— START OF Recorded data —

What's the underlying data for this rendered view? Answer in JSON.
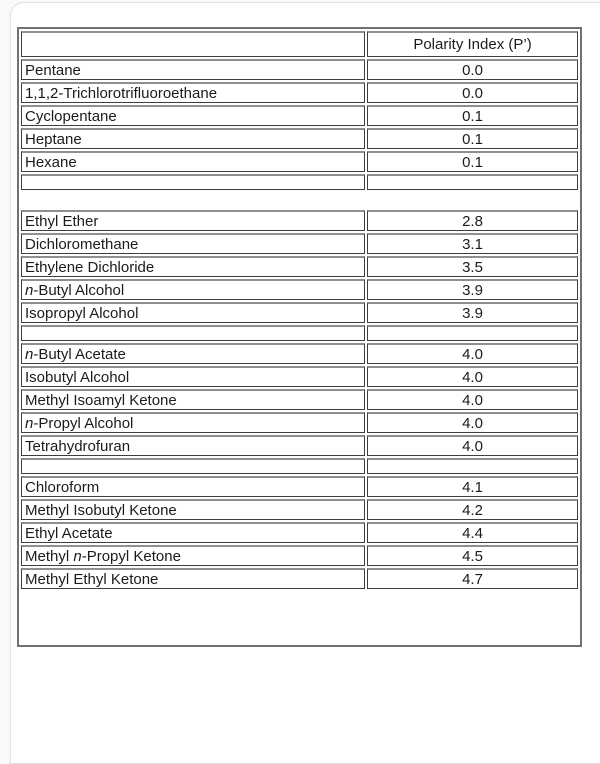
{
  "page": {
    "background_color": "#fafafa",
    "panel_border_color": "#e2e2e2"
  },
  "table": {
    "outer_border_color": "#717171",
    "cell_border_color": "#3e3e3e",
    "cell_border_top_color": "#8f8f8f",
    "header": {
      "name_column_label": "",
      "value_column_label": "Polarity Index (P’)"
    },
    "sections": [
      {
        "has_header": true,
        "trailing_empty_row": true,
        "groups": [
          [
            {
              "name": [
                {
                  "text": "Pentane"
                }
              ],
              "value": "0.0"
            },
            {
              "name": [
                {
                  "text": "1,1,2-Trichlorotrifluoroethane"
                }
              ],
              "value": "0.0"
            },
            {
              "name": [
                {
                  "text": "Cyclopentane"
                }
              ],
              "value": "0.1"
            },
            {
              "name": [
                {
                  "text": "Heptane"
                }
              ],
              "value": "0.1"
            },
            {
              "name": [
                {
                  "text": "Hexane"
                }
              ],
              "value": "0.1"
            }
          ]
        ]
      },
      {
        "has_header": false,
        "trailing_empty_row": false,
        "groups": [
          [
            {
              "name": [
                {
                  "text": "Ethyl Ether"
                }
              ],
              "value": "2.8"
            },
            {
              "name": [
                {
                  "text": "Dichloromethane"
                }
              ],
              "value": "3.1"
            },
            {
              "name": [
                {
                  "text": "Ethylene Dichloride"
                }
              ],
              "value": "3.5"
            },
            {
              "name": [
                {
                  "text": "n",
                  "italic": true
                },
                {
                  "text": "-Butyl Alcohol"
                }
              ],
              "value": "3.9"
            },
            {
              "name": [
                {
                  "text": "Isopropyl Alcohol"
                }
              ],
              "value": "3.9"
            }
          ],
          [
            {
              "name": [
                {
                  "text": "n",
                  "italic": true
                },
                {
                  "text": "-Butyl Acetate"
                }
              ],
              "value": "4.0"
            },
            {
              "name": [
                {
                  "text": "Isobutyl Alcohol"
                }
              ],
              "value": "4.0"
            },
            {
              "name": [
                {
                  "text": "Methyl Isoamyl Ketone"
                }
              ],
              "value": "4.0"
            },
            {
              "name": [
                {
                  "text": "n",
                  "italic": true
                },
                {
                  "text": "-Propyl Alcohol"
                }
              ],
              "value": "4.0"
            },
            {
              "name": [
                {
                  "text": "Tetrahydrofuran"
                }
              ],
              "value": "4.0"
            }
          ],
          [
            {
              "name": [
                {
                  "text": "Chloroform"
                }
              ],
              "value": "4.1"
            },
            {
              "name": [
                {
                  "text": "Methyl Isobutyl Ketone"
                }
              ],
              "value": "4.2"
            },
            {
              "name": [
                {
                  "text": "Ethyl Acetate"
                }
              ],
              "value": "4.4"
            },
            {
              "name": [
                {
                  "text": "Methyl "
                },
                {
                  "text": "n",
                  "italic": true
                },
                {
                  "text": "-Propyl Ketone"
                }
              ],
              "value": "4.5"
            },
            {
              "name": [
                {
                  "text": "Methyl Ethyl Ketone"
                }
              ],
              "value": "4.7"
            }
          ]
        ]
      }
    ]
  }
}
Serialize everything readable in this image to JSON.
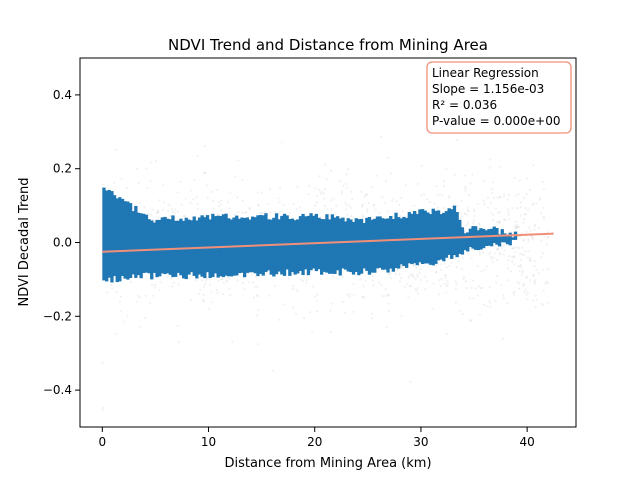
{
  "chart_data": {
    "type": "scatter",
    "title": "NDVI Trend and Distance from Mining Area",
    "xlabel": "Distance from Mining Area (km)",
    "ylabel": "NDVI Decadal Trend",
    "xlim": [
      -2.1,
      44.6
    ],
    "ylim": [
      -0.5,
      0.5
    ],
    "xticks": [
      0,
      10,
      20,
      30,
      40
    ],
    "yticks": [
      -0.4,
      -0.2,
      0.0,
      0.2,
      0.4
    ],
    "xtick_labels": [
      "0",
      "10",
      "20",
      "30",
      "40"
    ],
    "ytick_labels": [
      "−0.4",
      "−0.2",
      "0.0",
      "0.2",
      "0.4"
    ],
    "grid": false,
    "legend_position": "top-right",
    "series": [
      {
        "kind": "scatter-dense",
        "color": "#1f77b4",
        "core_band": [
          {
            "x": 0,
            "lower": -0.1,
            "upper": 0.15
          },
          {
            "x": 1,
            "lower": -0.1,
            "upper": 0.13
          },
          {
            "x": 4,
            "lower": -0.09,
            "upper": 0.07
          },
          {
            "x": 5,
            "lower": -0.09,
            "upper": 0.06
          },
          {
            "x": 10,
            "lower": -0.09,
            "upper": 0.07
          },
          {
            "x": 20,
            "lower": -0.08,
            "upper": 0.07
          },
          {
            "x": 25,
            "lower": -0.08,
            "upper": 0.06
          },
          {
            "x": 30,
            "lower": -0.06,
            "upper": 0.08
          },
          {
            "x": 33,
            "lower": -0.04,
            "upper": 0.09
          },
          {
            "x": 34,
            "lower": -0.02,
            "upper": 0.03
          },
          {
            "x": 36,
            "lower": -0.01,
            "upper": 0.04
          },
          {
            "x": 39,
            "lower": 0.0,
            "upper": 0.02
          }
        ]
      },
      {
        "kind": "scatter-outliers",
        "color": "#888888",
        "x_range": [
          0,
          42
        ],
        "y_range": [
          -0.48,
          0.3
        ]
      },
      {
        "kind": "regression-line",
        "color": "#f0907a",
        "x": [
          0,
          42.5
        ],
        "y": [
          -0.025,
          0.024
        ]
      }
    ],
    "annotation": {
      "lines": [
        "Linear Regression",
        "Slope = 1.156e-03",
        "R² = 0.036",
        "P-value = 0.000e+00"
      ],
      "border_color": "#f0907a"
    }
  }
}
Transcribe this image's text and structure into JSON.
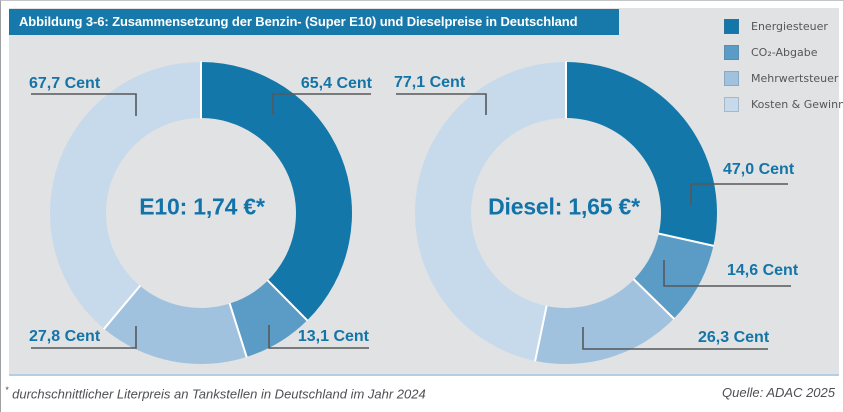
{
  "header": {
    "title": "Abbildung 3-6: Zusammensetzung der Benzin- (Super E10) und Dieselpreise in Deutschland"
  },
  "legend": {
    "position": "top-right",
    "items": [
      {
        "label": "Energiesteuer",
        "color": "#1377a9"
      },
      {
        "label": "CO₂-Abgabe",
        "color": "#5b9cc6"
      },
      {
        "label": "Mehrwertsteuer",
        "color": "#a0c2de"
      },
      {
        "label": "Kosten & Gewinn",
        "color": "#c7daec"
      }
    ]
  },
  "colors": {
    "header_bar": "#1779a9",
    "panel_background": "#e0e2e3",
    "label_text": "#1374a8",
    "leader_line": "#57585a",
    "panel_bottom_rule": "#b2cfe5"
  },
  "chart_data": [
    {
      "type": "pie",
      "subtype": "donut",
      "name": "E10",
      "center_label": "E10: 1,74 €*",
      "total_price_eur": "1,74",
      "unit": "Cent",
      "segments": [
        {
          "name": "Energiesteuer",
          "value": 65.4,
          "label": "65,4 Cent"
        },
        {
          "name": "CO₂-Abgabe",
          "value": 13.1,
          "label": "13,1 Cent"
        },
        {
          "name": "Mehrwertsteuer",
          "value": 27.8,
          "label": "27,8 Cent"
        },
        {
          "name": "Kosten & Gewinn",
          "value": 67.7,
          "label": "67,7 Cent"
        }
      ]
    },
    {
      "type": "pie",
      "subtype": "donut",
      "name": "Diesel",
      "center_label": "Diesel: 1,65 €*",
      "total_price_eur": "1,65",
      "unit": "Cent",
      "segments": [
        {
          "name": "Energiesteuer",
          "value": 47.0,
          "label": "47,0 Cent"
        },
        {
          "name": "CO₂-Abgabe",
          "value": 14.6,
          "label": "14,6 Cent"
        },
        {
          "name": "Mehrwertsteuer",
          "value": 26.3,
          "label": "26,3 Cent"
        },
        {
          "name": "Kosten & Gewinn",
          "value": 77.1,
          "label": "77,1 Cent"
        }
      ]
    }
  ],
  "footer": {
    "note_marker": "*",
    "note": "durchschnittlicher Literpreis an Tankstellen in Deutschland im Jahr 2024",
    "source": "Quelle: ADAC 2025"
  }
}
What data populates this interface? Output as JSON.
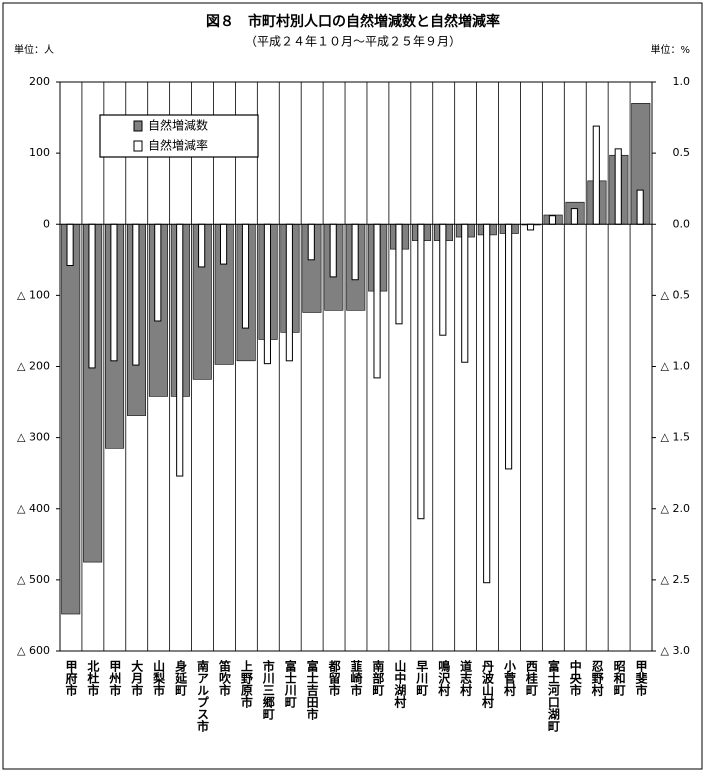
{
  "chart_data": {
    "type": "bar",
    "title": "図８　市町村別人口の自然増減数と自然増減率",
    "subtitle": "（平成２４年１０月～平成２５年９月）",
    "y_unit": "単位：人",
    "y2_unit": "単位：%",
    "categories": [
      "甲府市",
      "北杜市",
      "甲州市",
      "大月市",
      "山梨市",
      "身延町",
      "南アルプス市",
      "笛吹市",
      "上野原市",
      "市川三郷町",
      "富士川町",
      "富士吉田市",
      "都留市",
      "韮崎市",
      "南部町",
      "山中湖村",
      "早川町",
      "鳴沢村",
      "道志村",
      "丹波山村",
      "小菅村",
      "西桂町",
      "富士河口湖町",
      "中央市",
      "忍野村",
      "昭和町",
      "甲斐市"
    ],
    "series": [
      {
        "name": "自然増減数",
        "color": "#808080",
        "values": [
          -548,
          -475,
          -315,
          -269,
          -242,
          -242,
          -218,
          -197,
          -192,
          -162,
          -152,
          -124,
          -121,
          -121,
          -94,
          -35,
          -23,
          -23,
          -18,
          -15,
          -13,
          -1,
          13,
          31,
          61,
          97,
          170
        ]
      },
      {
        "name": "自然増減率",
        "color": "#ffffff",
        "axis": "y2",
        "values": [
          -0.29,
          -1.01,
          -0.96,
          -0.99,
          -0.68,
          -1.77,
          -0.3,
          -0.28,
          -0.73,
          -0.98,
          -0.96,
          -0.25,
          -0.37,
          -0.39,
          -1.08,
          -0.7,
          -2.07,
          -0.78,
          -0.97,
          -2.52,
          -1.72,
          -0.04,
          0.06,
          0.11,
          0.69,
          0.53,
          0.24
        ]
      }
    ],
    "ylim": [
      -600,
      200
    ],
    "yticks": [
      {
        "value": 200,
        "label": "200"
      },
      {
        "value": 100,
        "label": "100"
      },
      {
        "value": 0,
        "label": "0"
      },
      {
        "value": -100,
        "label": "△ 100"
      },
      {
        "value": -200,
        "label": "△ 200"
      },
      {
        "value": -300,
        "label": "△ 300"
      },
      {
        "value": -400,
        "label": "△ 400"
      },
      {
        "value": -500,
        "label": "△ 500"
      },
      {
        "value": -600,
        "label": "△ 600"
      }
    ],
    "y2lim": [
      -3,
      1
    ],
    "y2ticks": [
      {
        "value": 1,
        "label": "1.0"
      },
      {
        "value": 0.5,
        "label": "0.5"
      },
      {
        "value": 0,
        "label": "0.0"
      },
      {
        "value": -0.5,
        "label": "△ 0.5"
      },
      {
        "value": -1,
        "label": "△ 1.0"
      },
      {
        "value": -1.5,
        "label": "△ 1.5"
      },
      {
        "value": -2,
        "label": "△ 2.0"
      },
      {
        "value": -2.5,
        "label": "△ 2.5"
      },
      {
        "value": -3,
        "label": "△ 3.0"
      }
    ],
    "legend": "upper left"
  }
}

— END OF Recorded data —

Check every line in the material above for the string "this", then give only the number of lines that have it.

4